=== Dataset records ===

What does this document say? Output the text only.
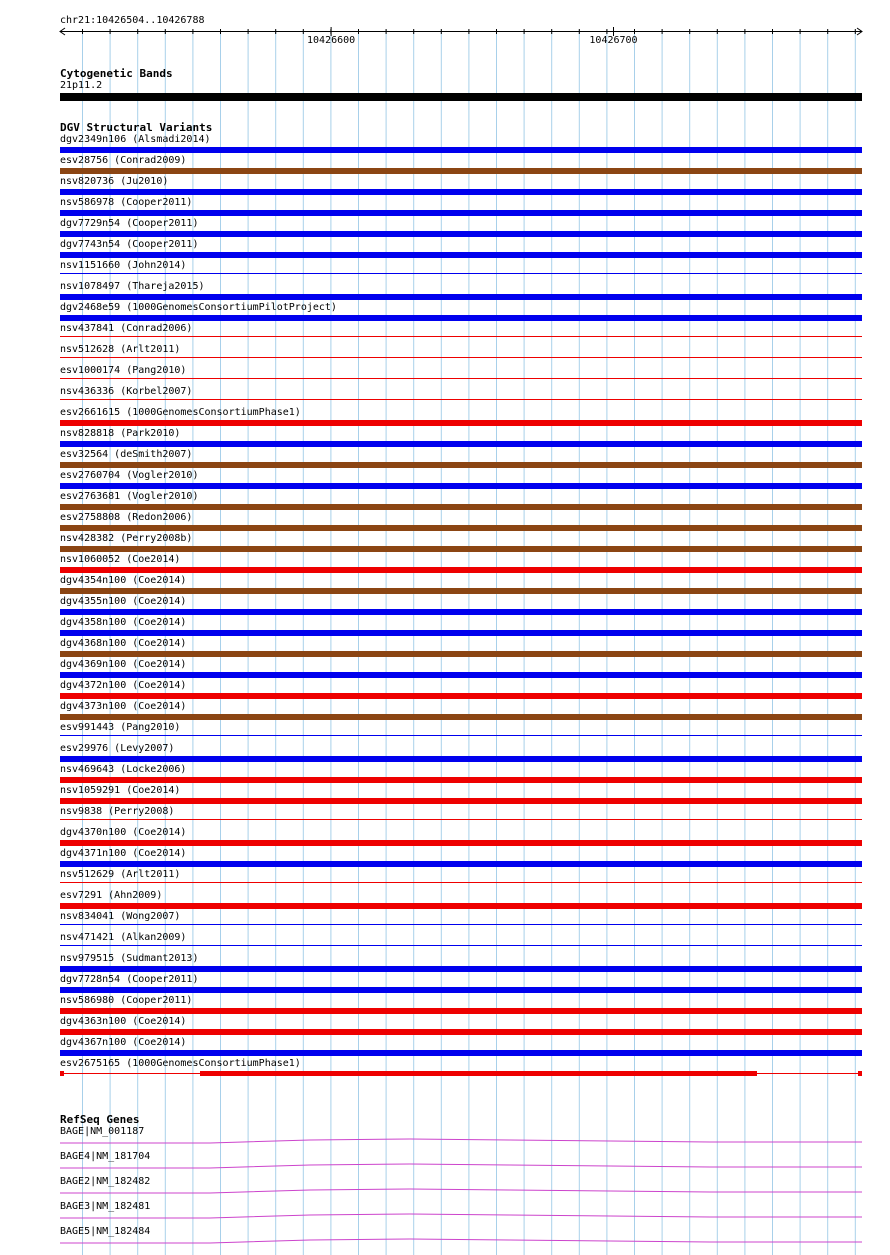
chr21:10426504..10426788
10426600	10426700
Cytogenetic Bands
21p11.2
DGV Structural Variants
dgv2349n106 (Alsmadi2014)
esv28756 (Conrad2009)
nsv820736 (Ju2010)
nsv586978 (Cooper2011)
dgv7729n54 (Cooper2011)
dgv7743n54 (Cooper2011)
nsv1151660 (John2014)
nsv1078497 (Thareja2015)
dgv2468e59 (1000GenomesConsortiumPilotProject)
nsv437841 (Conrad2006)
nsv512628 (Arlt2011)
esv1000174 (Pang2010)
nsv436336 (Korbel2007)
esv2661615 (1000GenomesConsortiumPhase1)
nsv828818 (Park2010)
esv32564 (deSmith2007)
esv2760704 (Vogler2010)
esv2763681 (Vogler2010)
esv2758808 (Redon2006)
nsv428382 (Perry2008b)
nsv1060052 (Coe2014)
dgv4354n100 (Coe2014)
dgv4355n100 (Coe2014)
dgv4358n100 (Coe2014)
dgv4368n100 (Coe2014)
dgv4369n100 (Coe2014)
dgv4372n100 (Coe2014)
dgv4373n100 (Coe2014)
esv991443 (Pang2010)
esv29976 (Levy2007)
nsv469643 (Locke2006)
nsv1059291 (Coe2014)
nsv9838 (Perry2008)
dgv4370n100 (Coe2014)
dgv4371n100 (Coe2014)
nsv512629 (Arlt2011)
esv7291 (Ahn2009)
nsv834041 (Wong2007)
nsv471421 (Alkan2009)
nsv979515 (Sudmant2013)
dgv7728n54 (Cooper2011)
nsv586980 (Cooper2011)
dgv4363n100 (Coe2014)
dgv4367n100 (Coe2014)
esv2675165 (1000GenomesConsortiumPhase1)
RefSeq Genes
BAGE|NM_001187
BAGE4|NM_181704
BAGE2|NM_182482
BAGE3|NM_182481
BAGE5|NM_182484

===

* **Exercise directions**
I'd like the records above given again exactly, please, without the pictures.

* **Finished exercise**
What does this document say? Output the text only.
chr21:10426504..10426788
10426600	10426700
Cytogenetic Bands
21p11.2
DGV Structural Variants
dgv2349n106 (Alsmadi2014)
esv28756 (Conrad2009)
nsv820736 (Ju2010)
nsv586978 (Cooper2011)
dgv7729n54 (Cooper2011)
dgv7743n54 (Cooper2011)
nsv1151660 (John2014)
nsv1078497 (Thareja2015)
dgv2468e59 (1000GenomesConsortiumPilotProject)
nsv437841 (Conrad2006)
nsv512628 (Arlt2011)
esv1000174 (Pang2010)
nsv436336 (Korbel2007)
esv2661615 (1000GenomesConsortiumPhase1)
nsv828818 (Park2010)
esv32564 (deSmith2007)
esv2760704 (Vogler2010)
esv2763681 (Vogler2010)
esv2758808 (Redon2006)
nsv428382 (Perry2008b)
nsv1060052 (Coe2014)
dgv4354n100 (Coe2014)
dgv4355n100 (Coe2014)
dgv4358n100 (Coe2014)
dgv4368n100 (Coe2014)
dgv4369n100 (Coe2014)
dgv4372n100 (Coe2014)
dgv4373n100 (Coe2014)
esv991443 (Pang2010)
esv29976 (Levy2007)
nsv469643 (Locke2006)
nsv1059291 (Coe2014)
nsv9838 (Perry2008)
dgv4370n100 (Coe2014)
dgv4371n100 (Coe2014)
nsv512629 (Arlt2011)
esv7291 (Ahn2009)
nsv834041 (Wong2007)
nsv471421 (Alkan2009)
nsv979515 (Sudmant2013)
dgv7728n54 (Cooper2011)
nsv586980 (Cooper2011)
dgv4363n100 (Coe2014)
dgv4367n100 (Coe2014)
esv2675165 (1000GenomesConsortiumPhase1)
RefSeq Genes
BAGE|NM_001187
BAGE4|NM_181704
BAGE2|NM_182482
BAGE3|NM_182481
BAGE5|NM_182484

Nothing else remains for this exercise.